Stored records

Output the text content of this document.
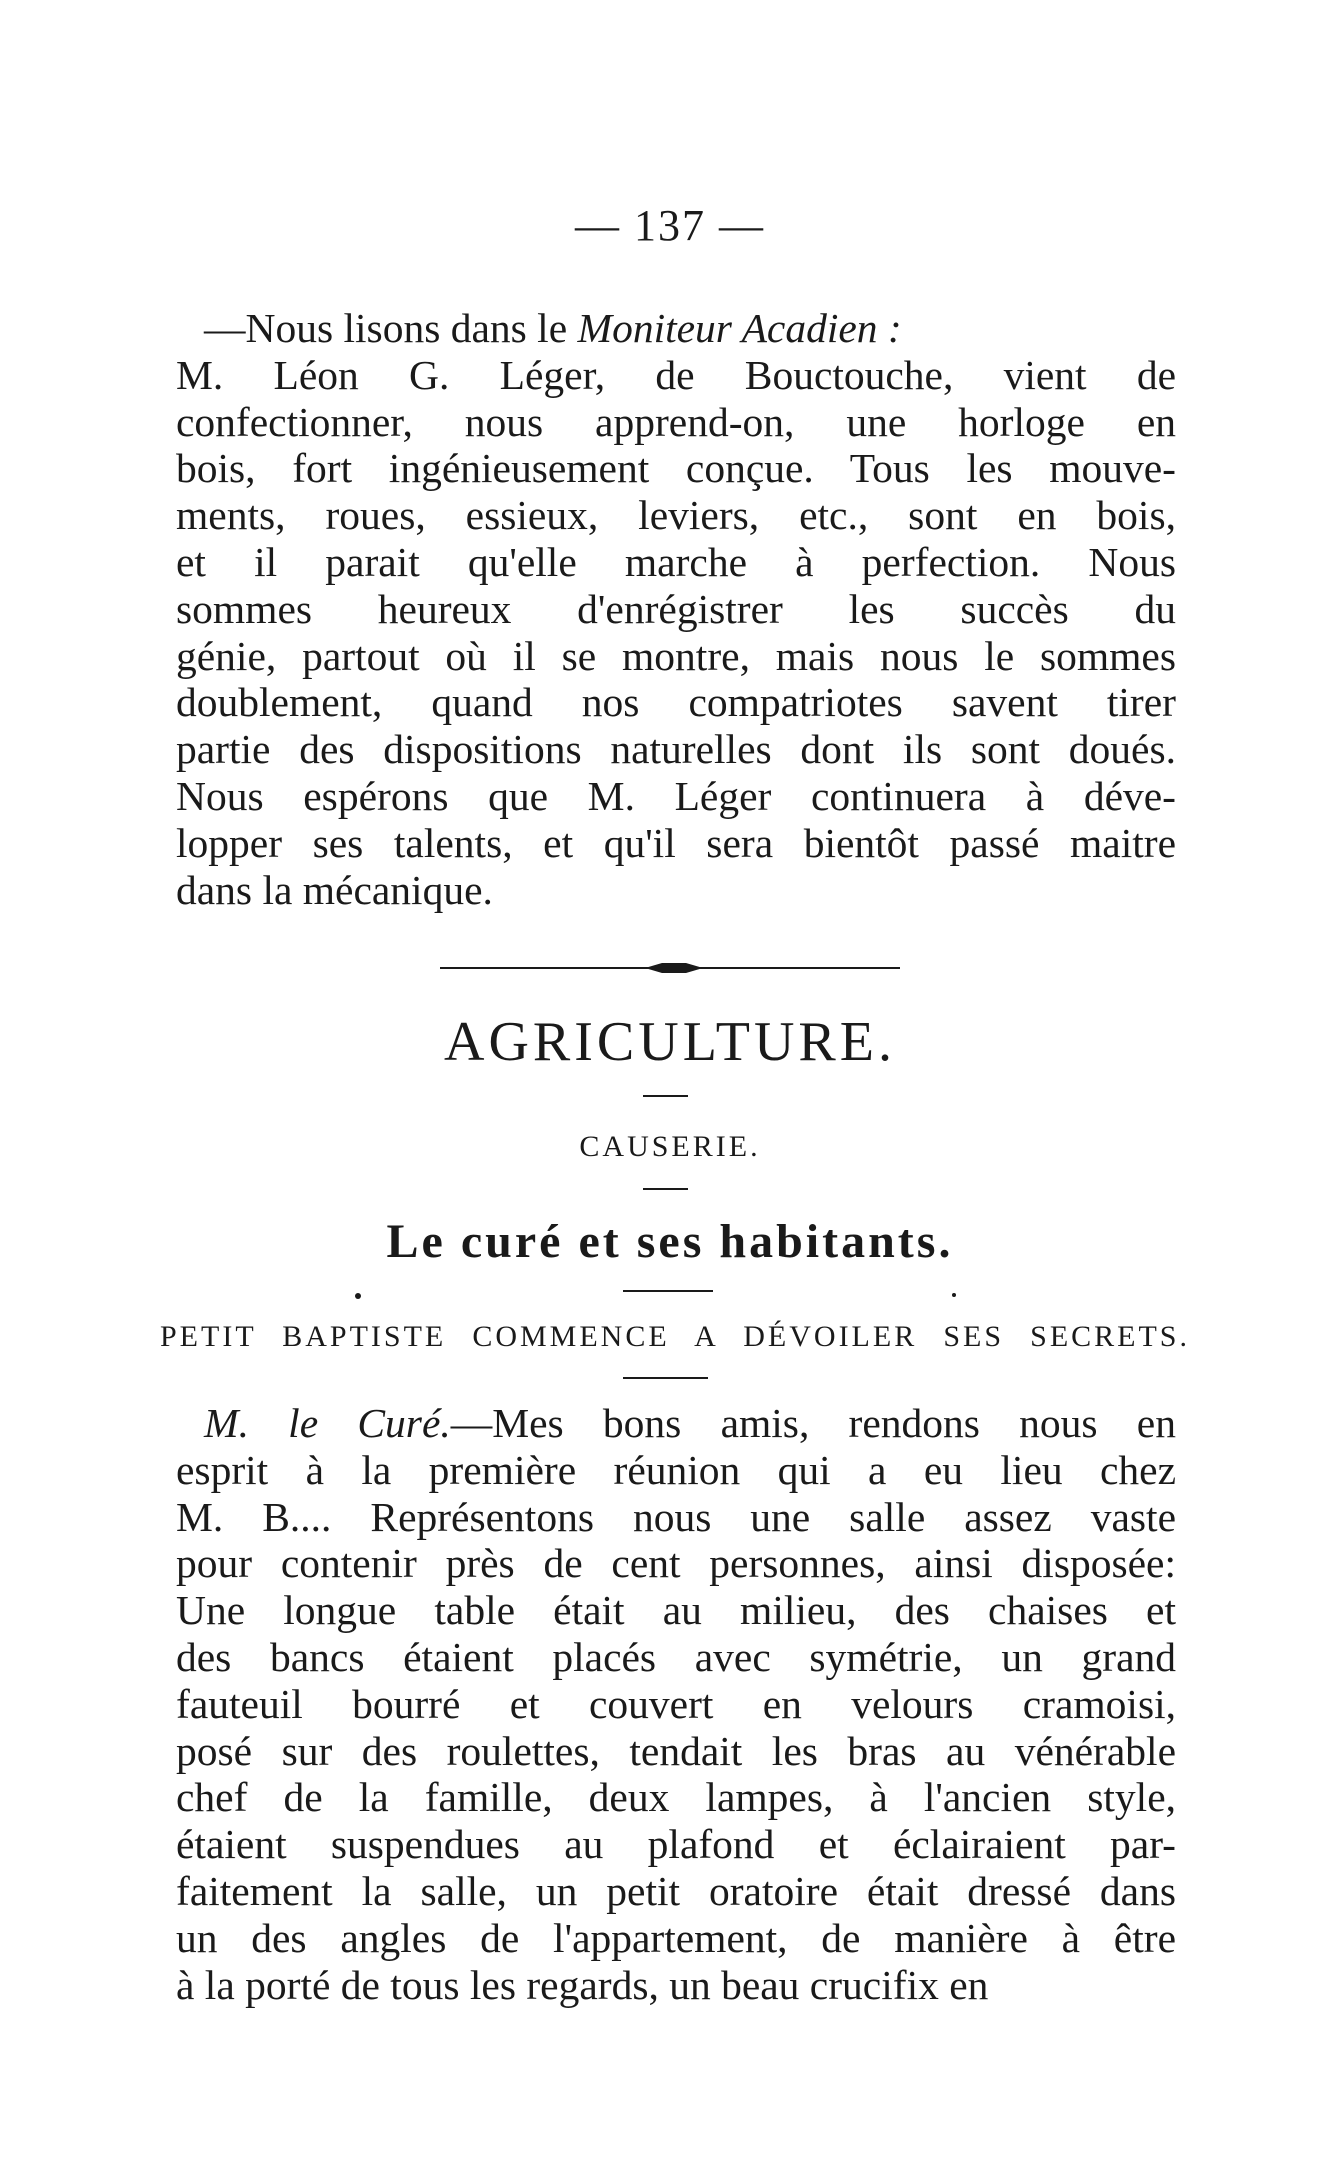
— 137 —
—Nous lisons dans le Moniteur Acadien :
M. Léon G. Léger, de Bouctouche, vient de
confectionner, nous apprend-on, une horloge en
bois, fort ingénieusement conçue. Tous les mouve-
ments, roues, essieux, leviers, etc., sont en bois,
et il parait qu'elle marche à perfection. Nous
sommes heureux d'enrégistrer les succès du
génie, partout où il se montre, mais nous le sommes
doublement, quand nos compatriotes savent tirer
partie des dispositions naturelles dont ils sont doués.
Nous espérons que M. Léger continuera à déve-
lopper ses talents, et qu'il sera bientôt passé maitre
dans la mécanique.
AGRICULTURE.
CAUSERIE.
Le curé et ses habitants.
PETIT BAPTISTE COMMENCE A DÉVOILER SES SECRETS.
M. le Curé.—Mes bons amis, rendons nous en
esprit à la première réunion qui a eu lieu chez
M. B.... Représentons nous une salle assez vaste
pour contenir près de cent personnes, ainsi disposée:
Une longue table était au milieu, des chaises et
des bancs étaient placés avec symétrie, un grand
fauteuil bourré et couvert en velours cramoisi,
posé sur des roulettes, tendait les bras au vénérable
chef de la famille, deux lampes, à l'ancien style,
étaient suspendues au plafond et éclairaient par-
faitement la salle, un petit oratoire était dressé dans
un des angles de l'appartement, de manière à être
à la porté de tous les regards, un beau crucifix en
...
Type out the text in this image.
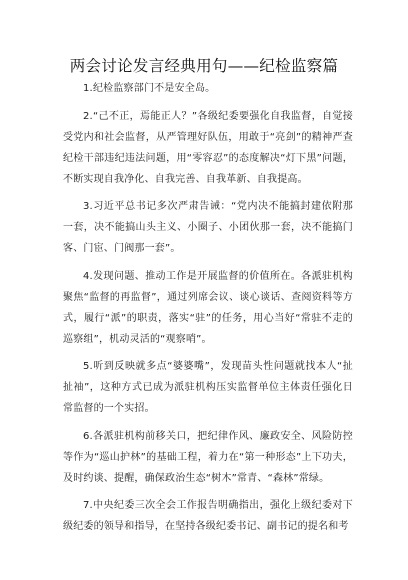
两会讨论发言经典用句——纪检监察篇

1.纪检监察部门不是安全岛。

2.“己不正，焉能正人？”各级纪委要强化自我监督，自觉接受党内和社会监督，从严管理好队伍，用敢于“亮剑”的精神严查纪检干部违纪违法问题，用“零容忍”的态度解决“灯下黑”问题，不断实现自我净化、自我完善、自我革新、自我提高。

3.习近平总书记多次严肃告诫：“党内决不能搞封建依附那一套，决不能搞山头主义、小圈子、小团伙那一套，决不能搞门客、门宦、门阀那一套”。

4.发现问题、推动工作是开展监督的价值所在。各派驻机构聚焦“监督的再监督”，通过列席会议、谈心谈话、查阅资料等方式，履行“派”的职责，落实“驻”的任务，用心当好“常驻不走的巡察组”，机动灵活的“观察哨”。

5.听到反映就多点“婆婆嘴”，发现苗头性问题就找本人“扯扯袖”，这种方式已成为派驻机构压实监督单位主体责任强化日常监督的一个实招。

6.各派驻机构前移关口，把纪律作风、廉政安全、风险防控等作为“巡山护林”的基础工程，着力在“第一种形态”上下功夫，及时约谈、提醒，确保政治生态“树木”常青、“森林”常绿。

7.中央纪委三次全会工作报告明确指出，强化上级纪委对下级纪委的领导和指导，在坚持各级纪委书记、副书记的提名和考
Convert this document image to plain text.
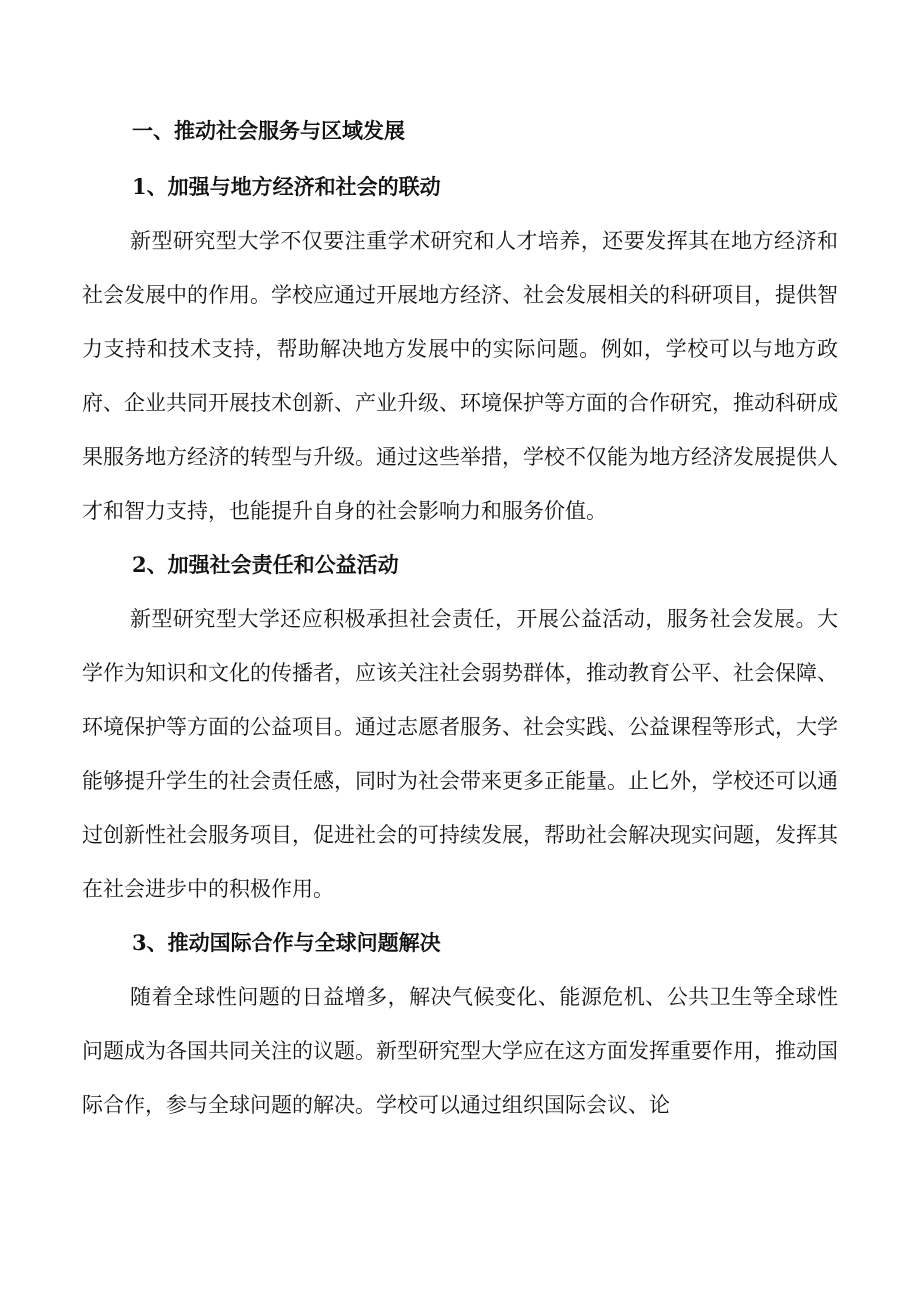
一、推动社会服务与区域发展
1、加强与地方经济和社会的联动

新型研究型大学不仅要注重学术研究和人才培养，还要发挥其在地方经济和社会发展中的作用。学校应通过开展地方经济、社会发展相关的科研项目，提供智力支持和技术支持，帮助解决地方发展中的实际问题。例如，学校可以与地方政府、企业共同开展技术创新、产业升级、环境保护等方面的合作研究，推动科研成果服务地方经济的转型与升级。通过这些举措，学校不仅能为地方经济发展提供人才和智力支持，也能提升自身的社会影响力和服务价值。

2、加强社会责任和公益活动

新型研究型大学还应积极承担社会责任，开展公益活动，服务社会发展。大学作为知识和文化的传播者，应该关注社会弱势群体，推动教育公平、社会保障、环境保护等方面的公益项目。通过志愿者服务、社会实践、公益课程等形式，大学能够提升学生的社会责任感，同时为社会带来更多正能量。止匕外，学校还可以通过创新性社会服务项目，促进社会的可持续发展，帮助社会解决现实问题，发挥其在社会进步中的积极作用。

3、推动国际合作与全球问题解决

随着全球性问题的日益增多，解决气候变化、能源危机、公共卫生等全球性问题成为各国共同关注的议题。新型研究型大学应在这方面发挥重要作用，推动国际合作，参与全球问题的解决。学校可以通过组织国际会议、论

**EXERCISE:**
Reply with only the number of lines in the entries that contain the word "text".

**EXERCISE ANSWER:**
3